8.4.11

Castanhas noir

Outro dia que me apareceu essa ideia de escrever um roteiro. Pensei num negócio meio noir, uma história de detetive. Ou, de repente, uma trama de mafiosos ou, quem sabe, de contrabandistas de joias ou, também pode, de passageiros do Expresso do Oriente. Qualquer coisa misteriosa que tenha uma mulher de sotaque sexy.
     Também só tenho uma cena até agora. Um diálogo, na verdade.
     Dois sujeitos de sobretudo –turcos ou gregos, talvez italianos– perseguem um outro, sem sobretudo –um romeno disfarçado de russo, ou vice-versa. Encurralam o coitado num beco sem saída em Istambul. Ou em Bucareste.
     O maior dos dois de sobretudo –tem cara de quem nunca aprendeu a tabuada do quatro–, fica na penumbra enquanto o menor –cara de quem trocou a mãe por uma espingarda aos onze anos–, saca uma arma e acende um cigarro. Começa:
     — Você sabe, minha mãe fazia biscoitos quando eu era garoto. Biscoitos de castanha. Já comeu biscoitos de castanha?

####

◆ Exercício ◆
Pode transcrever o trecho do texto acima que começa nas palavras "Outro dia que" e termina logo depois de "diálogo, na verdade."?

◆ Material de apoio ◆
####

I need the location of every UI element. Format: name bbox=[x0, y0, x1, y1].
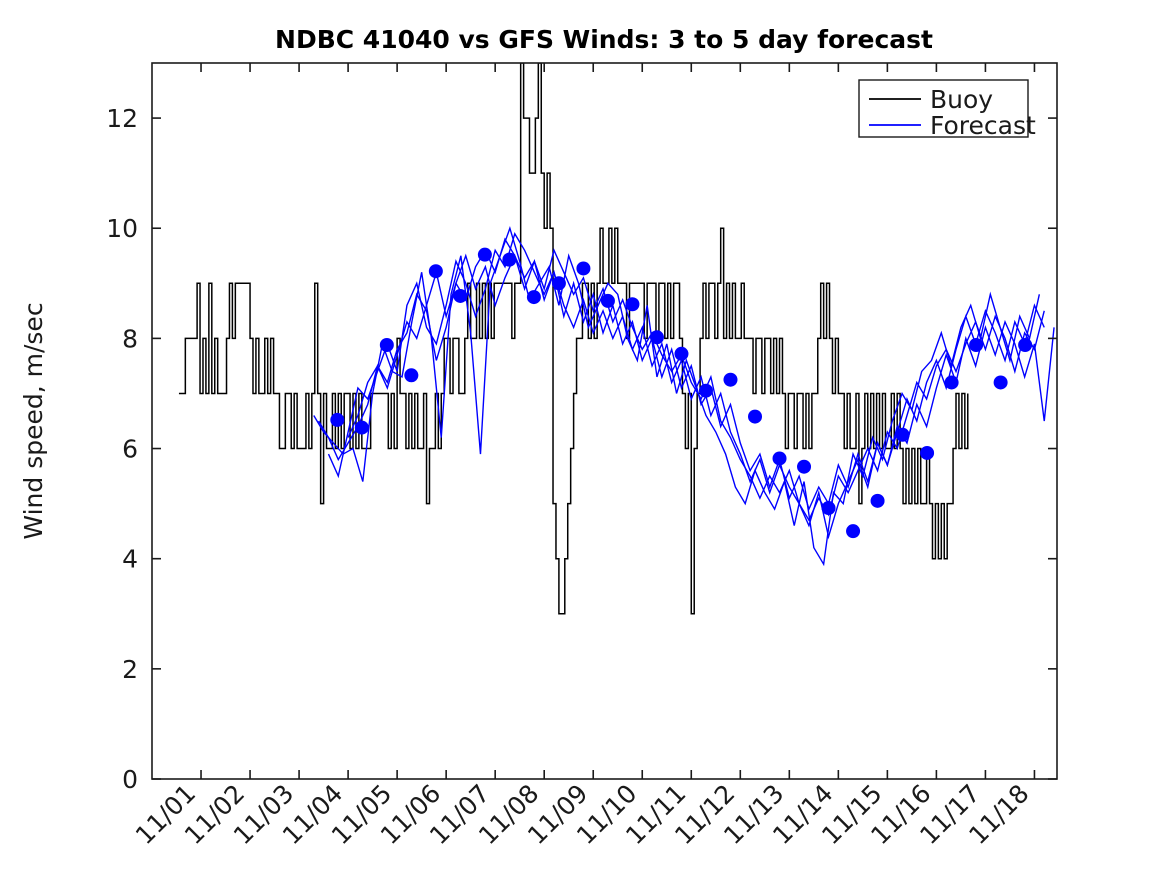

####

◆ Resolução ◆
Outro dia que me apareceu essa ideia de escrever um roteiro. Pensei num negócio meio noir, uma história de detetive. Ou, de repente, uma trama de mafiosos ou, quem sabe, de contrabandistas de joias ou, também pode, de passageiros do Expresso do Oriente. Qualquer coisa misteriosa que tenha uma mulher de sotaque sexy.
     Também só tenho uma cena até agora. Um diálogo, na verdade.